Given instruction ▸ Quote the listing below in full and exactly as written, but omit every picture.

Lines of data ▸
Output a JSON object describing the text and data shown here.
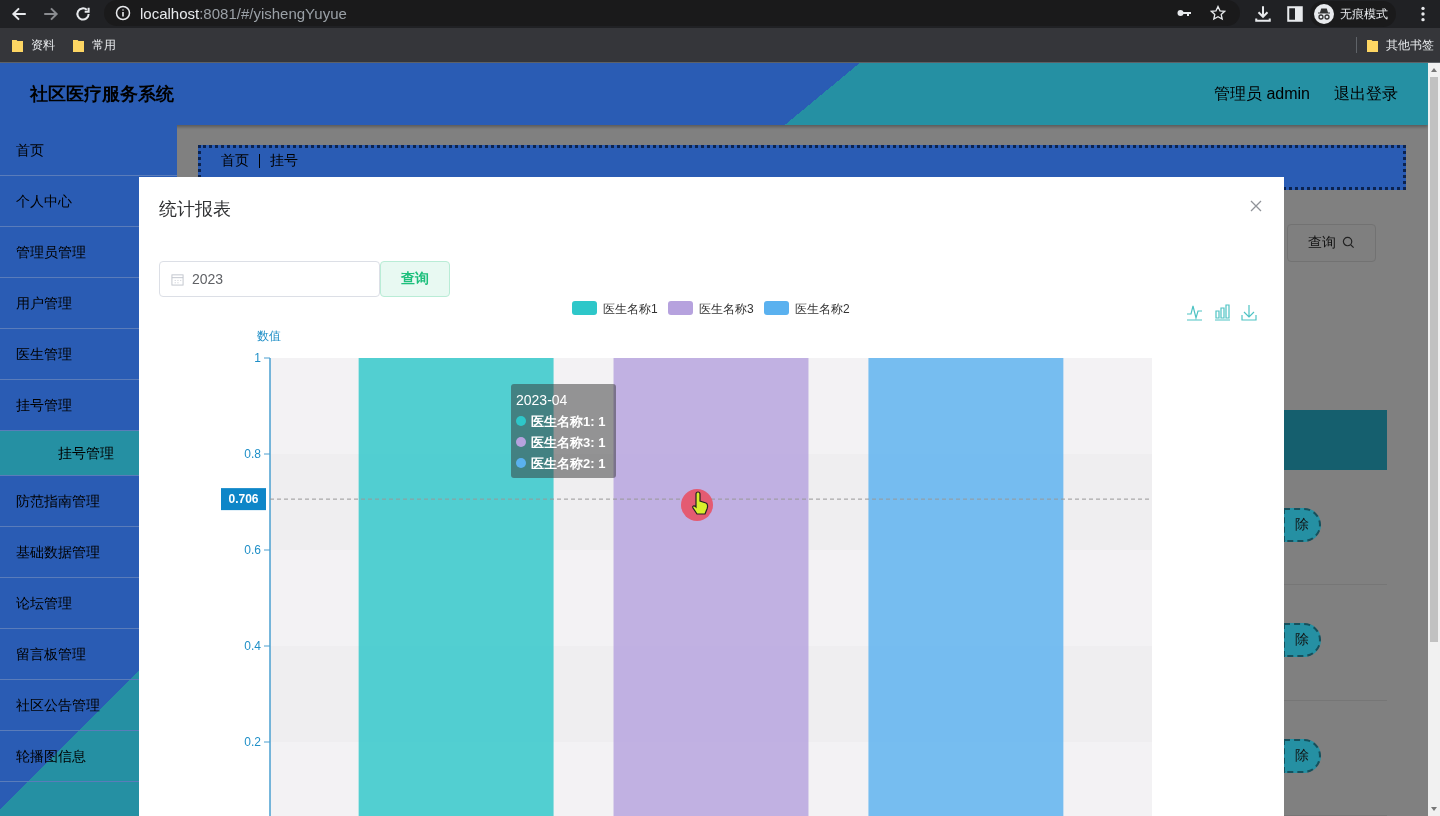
{
  "browser": {
    "url_host": "localhost",
    "url_path": ":8081/#/yishengYuyue",
    "profile_label": "无痕模式",
    "bookmarks": [
      "资料",
      "常用"
    ],
    "other_bookmarks": "其他书签"
  },
  "header": {
    "title": "社区医疗服务系统",
    "user": "管理员 admin",
    "logout": "退出登录"
  },
  "sidebar": {
    "items": [
      {
        "label": "首页",
        "selected": false
      },
      {
        "label": "个人中心",
        "selected": false
      },
      {
        "label": "管理员管理",
        "selected": false
      },
      {
        "label": "用户管理",
        "selected": false
      },
      {
        "label": "医生管理",
        "selected": false
      },
      {
        "label": "挂号管理",
        "selected": false,
        "expanded": true,
        "children": [
          {
            "label": "挂号管理",
            "selected": true
          }
        ]
      },
      {
        "label": "防范指南管理",
        "selected": false
      },
      {
        "label": "基础数据管理",
        "selected": false
      },
      {
        "label": "论坛管理",
        "selected": false
      },
      {
        "label": "留言板管理",
        "selected": false
      },
      {
        "label": "社区公告管理",
        "selected": false
      },
      {
        "label": "轮播图信息",
        "selected": false
      }
    ]
  },
  "background": {
    "breadcrumb": [
      "首页",
      "挂号"
    ],
    "search_button": "查询",
    "delete_buttons": [
      "除",
      "除",
      "除"
    ]
  },
  "dialog": {
    "title": "统计报表",
    "date_value": "2023",
    "query_button": "查询",
    "chart_data": {
      "type": "bar",
      "ylabel": "数值",
      "legend": "top",
      "ref_lines": [
        {
          "axis": "y",
          "value": 0.706,
          "label": "0.706"
        }
      ],
      "ylim": [
        0,
        1
      ],
      "yticks": [
        0.2,
        0.4,
        0.6,
        0.8,
        1
      ],
      "series": [
        {
          "name": "医生名称1",
          "color": "#2ec7c9",
          "values": [
            1
          ]
        },
        {
          "name": "医生名称3",
          "color": "#b6a2de",
          "values": [
            1
          ]
        },
        {
          "name": "医生名称2",
          "color": "#5ab1ef",
          "values": [
            1
          ]
        }
      ]
    },
    "tooltip": {
      "title": "2023-04",
      "rows": [
        "医生名称1: 1",
        "医生名称3: 1",
        "医生名称2: 1"
      ]
    }
  }
}
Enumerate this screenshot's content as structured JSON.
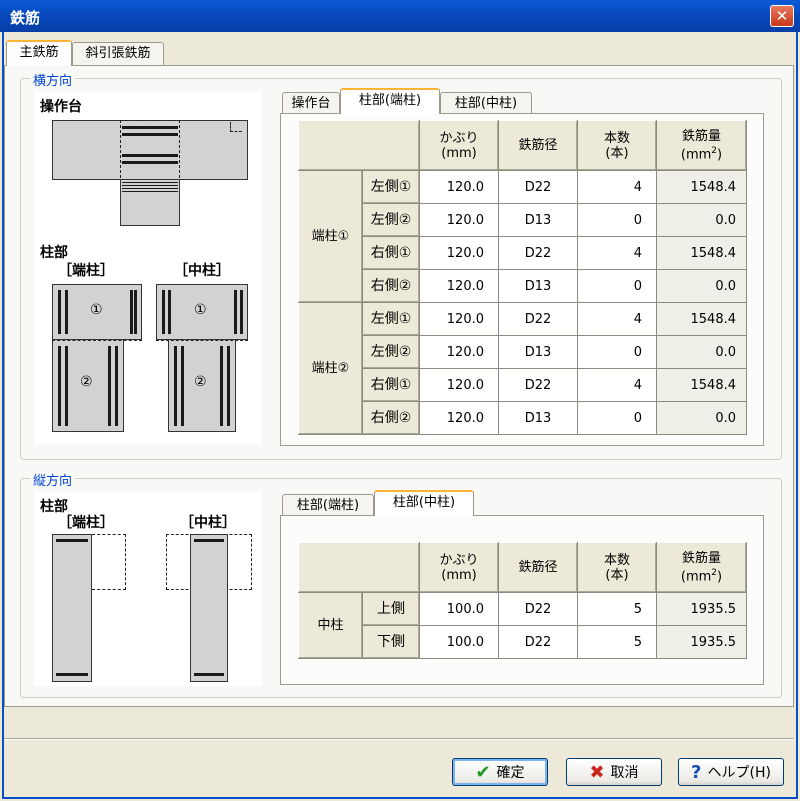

Task solution ▸
Output a JSON object describing the text and data shown here.
{
  "browser": {
    "url_host": "localhost",
    "url_path": ":8081/#/yishengYuyue",
    "profile_label": "无痕模式",
    "bookmarks": [
      "资料",
      "常用"
    ],
    "other_bookmarks": "其他书签"
  },
  "header": {
    "title": "社区医疗服务系统",
    "user": "管理员 admin",
    "logout": "退出登录"
  },
  "sidebar": {
    "items": [
      {
        "label": "首页",
        "selected": false
      },
      {
        "label": "个人中心",
        "selected": false
      },
      {
        "label": "管理员管理",
        "selected": false
      },
      {
        "label": "用户管理",
        "selected": false
      },
      {
        "label": "医生管理",
        "selected": false
      },
      {
        "label": "挂号管理",
        "selected": false,
        "expanded": true,
        "children": [
          {
            "label": "挂号管理",
            "selected": true
          }
        ]
      },
      {
        "label": "防范指南管理",
        "selected": false
      },
      {
        "label": "基础数据管理",
        "selected": false
      },
      {
        "label": "论坛管理",
        "selected": false
      },
      {
        "label": "留言板管理",
        "selected": false
      },
      {
        "label": "社区公告管理",
        "selected": false
      },
      {
        "label": "轮播图信息",
        "selected": false
      }
    ]
  },
  "background": {
    "breadcrumb": [
      "首页",
      "挂号"
    ],
    "search_button": "查询",
    "delete_buttons": [
      "除",
      "除",
      "除"
    ]
  },
  "dialog": {
    "title": "统计报表",
    "date_value": "2023",
    "query_button": "查询",
    "chart_data": {
      "type": "bar",
      "ylabel": "数值",
      "legend": "top",
      "ref_lines": [
        {
          "axis": "y",
          "value": 0.706,
          "label": "0.706"
        }
      ],
      "ylim": [
        0,
        1
      ],
      "yticks": [
        0.2,
        0.4,
        0.6,
        0.8,
        1
      ],
      "series": [
        {
          "name": "医生名称1",
          "color": "#2ec7c9",
          "values": [
            1
          ]
        },
        {
          "name": "医生名称3",
          "color": "#b6a2de",
          "values": [
            1
          ]
        },
        {
          "name": "医生名称2",
          "color": "#5ab1ef",
          "values": [
            1
          ]
        }
      ]
    },
    "tooltip": {
      "title": "2023-04",
      "rows": [
        "医生名称1: 1",
        "医生名称3: 1",
        "医生名称2: 1"
      ]
    }
  }
}
Enumerate this screenshot's content as structured JSON.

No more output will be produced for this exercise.